====== TEXT BLOCK
So, what can you do if you’re a quantitative researcher and it’s your job to use “sophisticated technology” to find the optimum portfolio? You jimmy the inputs. You keep jimmying them until you get outputs that look reasonable. In short, you don’t really use the technology at all because you rig the inputs to get whatever results you thought would look OK to the client or to your boss.

IT GETS WORSE

But, that’s not the scam I’m talking about. The scam has been refined over time and it is now a thing of beauty.

Here’s an example I saw recently in a variable annuity. To take advantage of an attractive-looking rider, which steps up your “guaranteed base” by 6 percent a year, you have to agree to have your portfolio selected by the annuity provider using “Nobel Prize-winning technology.” This Nobel Prize-winning technology allocates your portfolio to no less than 25 mutual funds, charging an average of 2 percent a year in fees, including trading commissions. Two percent a year means you hand over half your portfolio’s value in fees to your advisers over 25 years.

So, what do you get for those fees? You get a portfolio that is exactly the same as an index fund. That’s because Markowitz-style optimization tends to give you a portfolio that mimics the whole market, as an index fund does. An index fund can be had for less than one-twentieth of those fees.

So, the sales math costs the client 20 times what the client should be paying. Everyone involved in the scam feels very important because they’re making so much money from client fees, and the (misled) client is so well-satisfied because of the cunning sales pitch. And, as with peer-to-peer pirated downloads, nobody in particular can be found guilty of the fraud.

THE CDO SCAM

The pattern is similar for the math that was used to justify selling packages of bad mortgages and other debt to risk-averse investors. In this instance, ratings agencies and banks used a formula that magically transformed loans to a bunch of subprime borrowers (low- or no-credit-rating borrowers) into high-quality loans.

The first step in the pattern is someone derives a formula that seems “elegant” to the quasi-mathematicians and pseudo-mathematicians who populate the quant field.

It is presented to the quants’ bosses (quants are not usually the top decision-makers) as an elegant simplifying procedure that could save the firm money and reinforce an argument for one of the firm’s products that the firm had been trying to make less elegantly.

The procedure is adopted on the blithe assumption that the input data it requires can be obtained and will be meaningful. Then, because it is now a given that the formula will be used, whatever input data can be scraped up or estimated will have to do. The quants even feel a surge of pride when they find a better way to estimate the required inputs, even if it’s still a poor estimate.

To elucidate the pattern as applied to collateralized debt obligations, I’ll first explain briefly how CDOs are structured. The CDOs that caused the worst problems were bundles of “no-doc” loans — mortgages given to people who did not have to provide evidence that they could repay.

Suppose 10,000 mortgages are bundled into a pool. The key to creating a CDO is tranching. The pool is divided into, let us say, four slices, or tranches, with the names, ranging in quality from highest to lowest, “super senior,” “senior,” “mezzanine” and “equity.” The revenues from the mortgage payments are divided among the four tranches as follows:

Now, the key is that the holders of the tranches don’t divide the revenues equally; rather, there is a seniority structure. The super-senior tranche holders get the first 80 percent of the revenues before the other tranche holders get anything. The senior tranche holders get the next 10 percent before the mezzanine and equity tranche holders get anything, and so on.
============
====== SUPPLIED MATERIAL
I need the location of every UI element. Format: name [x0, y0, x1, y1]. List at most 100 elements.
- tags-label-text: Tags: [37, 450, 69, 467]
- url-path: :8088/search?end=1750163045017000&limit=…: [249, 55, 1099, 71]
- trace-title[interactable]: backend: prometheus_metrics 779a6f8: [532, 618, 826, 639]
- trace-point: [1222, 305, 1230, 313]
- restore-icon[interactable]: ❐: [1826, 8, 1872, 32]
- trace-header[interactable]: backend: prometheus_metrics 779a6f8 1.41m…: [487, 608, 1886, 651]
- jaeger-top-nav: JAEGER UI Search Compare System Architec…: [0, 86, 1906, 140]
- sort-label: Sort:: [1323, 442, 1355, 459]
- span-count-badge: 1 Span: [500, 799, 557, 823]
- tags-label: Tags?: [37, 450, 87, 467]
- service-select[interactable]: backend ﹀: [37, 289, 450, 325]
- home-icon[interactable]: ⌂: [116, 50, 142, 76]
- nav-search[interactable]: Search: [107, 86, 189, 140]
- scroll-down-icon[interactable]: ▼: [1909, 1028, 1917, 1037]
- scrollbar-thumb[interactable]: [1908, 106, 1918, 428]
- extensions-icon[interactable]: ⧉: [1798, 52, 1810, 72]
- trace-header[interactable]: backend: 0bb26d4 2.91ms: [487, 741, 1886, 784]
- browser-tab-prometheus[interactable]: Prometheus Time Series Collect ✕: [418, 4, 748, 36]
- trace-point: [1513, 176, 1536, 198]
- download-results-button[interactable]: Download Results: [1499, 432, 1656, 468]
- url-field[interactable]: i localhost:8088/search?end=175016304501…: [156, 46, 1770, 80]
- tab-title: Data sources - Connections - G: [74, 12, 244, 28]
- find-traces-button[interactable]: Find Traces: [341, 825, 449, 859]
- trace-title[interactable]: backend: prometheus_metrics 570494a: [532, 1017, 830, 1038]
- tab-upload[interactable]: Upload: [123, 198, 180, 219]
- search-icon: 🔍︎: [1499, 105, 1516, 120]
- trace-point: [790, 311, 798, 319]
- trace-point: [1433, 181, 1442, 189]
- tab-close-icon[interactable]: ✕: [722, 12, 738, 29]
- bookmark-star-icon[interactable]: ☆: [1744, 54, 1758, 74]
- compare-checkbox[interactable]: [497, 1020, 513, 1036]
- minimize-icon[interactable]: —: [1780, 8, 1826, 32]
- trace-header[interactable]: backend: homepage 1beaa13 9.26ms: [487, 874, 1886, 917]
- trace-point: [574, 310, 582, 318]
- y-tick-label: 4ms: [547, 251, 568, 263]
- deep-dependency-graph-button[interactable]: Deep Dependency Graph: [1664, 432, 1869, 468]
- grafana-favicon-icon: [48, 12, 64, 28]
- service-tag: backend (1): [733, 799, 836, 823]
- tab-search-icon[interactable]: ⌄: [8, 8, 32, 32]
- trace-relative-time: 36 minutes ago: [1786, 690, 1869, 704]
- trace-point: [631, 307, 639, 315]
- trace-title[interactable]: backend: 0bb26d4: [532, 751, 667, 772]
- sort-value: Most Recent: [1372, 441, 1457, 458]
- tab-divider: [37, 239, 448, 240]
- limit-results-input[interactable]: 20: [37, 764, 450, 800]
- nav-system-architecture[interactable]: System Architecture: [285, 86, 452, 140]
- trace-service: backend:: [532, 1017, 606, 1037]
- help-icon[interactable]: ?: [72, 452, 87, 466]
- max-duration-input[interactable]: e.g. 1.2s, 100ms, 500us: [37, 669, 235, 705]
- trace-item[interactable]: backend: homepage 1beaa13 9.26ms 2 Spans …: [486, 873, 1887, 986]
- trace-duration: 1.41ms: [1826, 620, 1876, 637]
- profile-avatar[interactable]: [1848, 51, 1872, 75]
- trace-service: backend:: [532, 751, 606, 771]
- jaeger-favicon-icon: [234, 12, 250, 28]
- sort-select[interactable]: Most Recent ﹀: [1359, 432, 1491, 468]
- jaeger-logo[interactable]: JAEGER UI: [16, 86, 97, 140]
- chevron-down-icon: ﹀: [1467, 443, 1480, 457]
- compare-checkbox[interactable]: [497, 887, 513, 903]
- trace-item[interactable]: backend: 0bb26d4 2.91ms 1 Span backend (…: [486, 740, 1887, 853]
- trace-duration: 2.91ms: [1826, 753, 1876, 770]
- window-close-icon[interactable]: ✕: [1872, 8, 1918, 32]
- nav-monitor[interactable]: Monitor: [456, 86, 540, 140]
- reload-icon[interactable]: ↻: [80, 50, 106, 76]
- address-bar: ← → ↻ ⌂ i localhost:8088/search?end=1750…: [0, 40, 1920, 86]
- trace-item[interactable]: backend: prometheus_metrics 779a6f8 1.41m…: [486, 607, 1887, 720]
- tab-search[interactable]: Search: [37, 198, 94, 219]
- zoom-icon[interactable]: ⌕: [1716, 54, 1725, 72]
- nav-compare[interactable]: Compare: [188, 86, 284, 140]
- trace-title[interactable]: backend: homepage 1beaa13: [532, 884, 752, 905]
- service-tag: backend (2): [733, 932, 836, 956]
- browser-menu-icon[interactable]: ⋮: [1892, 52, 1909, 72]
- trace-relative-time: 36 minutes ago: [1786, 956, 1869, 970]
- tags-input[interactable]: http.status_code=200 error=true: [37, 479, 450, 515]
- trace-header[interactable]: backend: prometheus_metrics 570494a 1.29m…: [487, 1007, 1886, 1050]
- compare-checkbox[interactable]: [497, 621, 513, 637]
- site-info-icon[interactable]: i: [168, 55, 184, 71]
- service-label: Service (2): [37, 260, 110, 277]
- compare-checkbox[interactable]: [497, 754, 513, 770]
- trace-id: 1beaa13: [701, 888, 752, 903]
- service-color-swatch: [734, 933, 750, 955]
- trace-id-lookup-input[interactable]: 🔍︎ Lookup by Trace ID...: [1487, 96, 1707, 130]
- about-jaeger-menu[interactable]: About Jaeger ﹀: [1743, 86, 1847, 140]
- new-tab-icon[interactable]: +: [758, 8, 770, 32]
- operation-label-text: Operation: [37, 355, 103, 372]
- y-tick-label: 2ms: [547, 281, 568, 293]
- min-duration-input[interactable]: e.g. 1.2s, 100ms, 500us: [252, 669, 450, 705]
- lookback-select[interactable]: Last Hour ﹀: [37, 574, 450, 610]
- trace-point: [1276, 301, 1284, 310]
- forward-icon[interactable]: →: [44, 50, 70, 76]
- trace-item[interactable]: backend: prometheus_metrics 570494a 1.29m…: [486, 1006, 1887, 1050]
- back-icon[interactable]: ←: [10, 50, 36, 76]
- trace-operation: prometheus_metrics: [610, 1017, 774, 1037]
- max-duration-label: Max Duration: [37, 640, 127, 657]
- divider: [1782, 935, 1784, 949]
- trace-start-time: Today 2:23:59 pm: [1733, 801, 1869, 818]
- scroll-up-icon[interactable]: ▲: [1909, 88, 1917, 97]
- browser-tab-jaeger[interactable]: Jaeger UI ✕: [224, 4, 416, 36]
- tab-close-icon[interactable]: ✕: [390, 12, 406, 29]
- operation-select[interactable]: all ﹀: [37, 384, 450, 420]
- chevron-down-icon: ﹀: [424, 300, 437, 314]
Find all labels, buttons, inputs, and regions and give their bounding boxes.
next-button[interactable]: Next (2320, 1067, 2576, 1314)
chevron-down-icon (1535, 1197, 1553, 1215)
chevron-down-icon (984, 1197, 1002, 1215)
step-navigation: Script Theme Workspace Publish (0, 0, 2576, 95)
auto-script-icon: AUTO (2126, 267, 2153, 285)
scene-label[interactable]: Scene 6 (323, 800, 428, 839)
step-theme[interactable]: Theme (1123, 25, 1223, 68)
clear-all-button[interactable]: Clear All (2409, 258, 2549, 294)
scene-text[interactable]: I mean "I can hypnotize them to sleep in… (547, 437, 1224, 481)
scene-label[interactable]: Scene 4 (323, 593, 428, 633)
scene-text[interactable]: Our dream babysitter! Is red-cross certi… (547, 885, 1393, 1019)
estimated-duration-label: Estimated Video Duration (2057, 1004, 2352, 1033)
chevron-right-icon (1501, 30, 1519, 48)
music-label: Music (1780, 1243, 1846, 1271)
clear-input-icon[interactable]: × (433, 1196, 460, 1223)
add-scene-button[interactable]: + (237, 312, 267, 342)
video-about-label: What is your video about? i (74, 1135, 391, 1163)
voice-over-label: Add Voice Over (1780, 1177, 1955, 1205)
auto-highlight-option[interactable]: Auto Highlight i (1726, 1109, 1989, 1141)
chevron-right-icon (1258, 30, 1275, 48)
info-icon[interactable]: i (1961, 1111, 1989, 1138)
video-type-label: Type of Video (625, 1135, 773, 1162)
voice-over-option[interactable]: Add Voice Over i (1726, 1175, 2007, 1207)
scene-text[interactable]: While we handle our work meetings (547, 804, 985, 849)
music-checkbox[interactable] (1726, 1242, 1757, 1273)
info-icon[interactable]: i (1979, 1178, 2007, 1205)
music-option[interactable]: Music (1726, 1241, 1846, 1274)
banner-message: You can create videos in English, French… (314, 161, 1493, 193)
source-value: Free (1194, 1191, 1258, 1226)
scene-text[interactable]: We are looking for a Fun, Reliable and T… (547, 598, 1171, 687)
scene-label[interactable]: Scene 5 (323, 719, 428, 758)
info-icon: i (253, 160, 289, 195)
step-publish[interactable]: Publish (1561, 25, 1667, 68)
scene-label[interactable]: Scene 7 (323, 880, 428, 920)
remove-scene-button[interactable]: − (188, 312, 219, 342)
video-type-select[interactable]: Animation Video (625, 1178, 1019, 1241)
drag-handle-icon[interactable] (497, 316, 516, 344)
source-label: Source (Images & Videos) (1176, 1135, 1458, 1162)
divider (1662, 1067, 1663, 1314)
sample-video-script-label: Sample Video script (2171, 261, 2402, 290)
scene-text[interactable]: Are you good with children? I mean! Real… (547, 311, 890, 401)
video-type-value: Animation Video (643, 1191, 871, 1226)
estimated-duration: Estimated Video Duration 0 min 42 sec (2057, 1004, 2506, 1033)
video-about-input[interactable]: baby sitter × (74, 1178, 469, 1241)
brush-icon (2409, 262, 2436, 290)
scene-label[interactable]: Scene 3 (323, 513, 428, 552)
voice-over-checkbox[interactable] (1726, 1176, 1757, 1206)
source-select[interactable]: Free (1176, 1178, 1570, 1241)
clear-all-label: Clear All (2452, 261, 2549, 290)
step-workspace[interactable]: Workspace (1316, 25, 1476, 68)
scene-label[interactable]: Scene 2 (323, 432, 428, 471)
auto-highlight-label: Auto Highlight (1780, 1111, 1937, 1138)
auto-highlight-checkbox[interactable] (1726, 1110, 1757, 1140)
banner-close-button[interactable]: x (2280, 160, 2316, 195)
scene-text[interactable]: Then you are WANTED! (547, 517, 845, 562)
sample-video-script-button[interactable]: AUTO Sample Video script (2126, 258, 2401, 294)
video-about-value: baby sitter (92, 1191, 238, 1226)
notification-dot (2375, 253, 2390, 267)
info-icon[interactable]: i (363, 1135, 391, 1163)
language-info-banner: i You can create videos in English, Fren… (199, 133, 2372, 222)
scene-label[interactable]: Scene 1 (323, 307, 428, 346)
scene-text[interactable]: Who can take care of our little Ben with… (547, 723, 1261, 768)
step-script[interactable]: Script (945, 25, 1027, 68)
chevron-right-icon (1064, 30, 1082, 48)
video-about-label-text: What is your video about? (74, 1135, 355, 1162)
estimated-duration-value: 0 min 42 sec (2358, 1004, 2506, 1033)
============
EXERCISES TO COMPLETE:
a: According to the text on investment scams, what share of the revenues goes to the super-senior tranche holders before the other tranche holders get anything?
b: From the text on investment scams, pull out the part that opens with the words containing "It is presented" and closes with "a poor estimate.".

EXPECTED ANSWERS:
a: The first 80 percent.

b:
It is presented to the quants’ bosses (quants are not usually the top decision-makers) as an elegant simplifying procedure that could save the firm money and reinforce an argument for one of the firm’s products that the firm had been trying to make less elegantly.

The procedure is adopted on the blithe assumption that the input data it requires can be obtained and will be meaningful. Then, because it is now a given that the formula will be used, whatever input data can be scraped up or estimated will have to do. The quants even feel a surge of pride when they find a better way to estimate the required inputs, even if it’s still a poor estimate.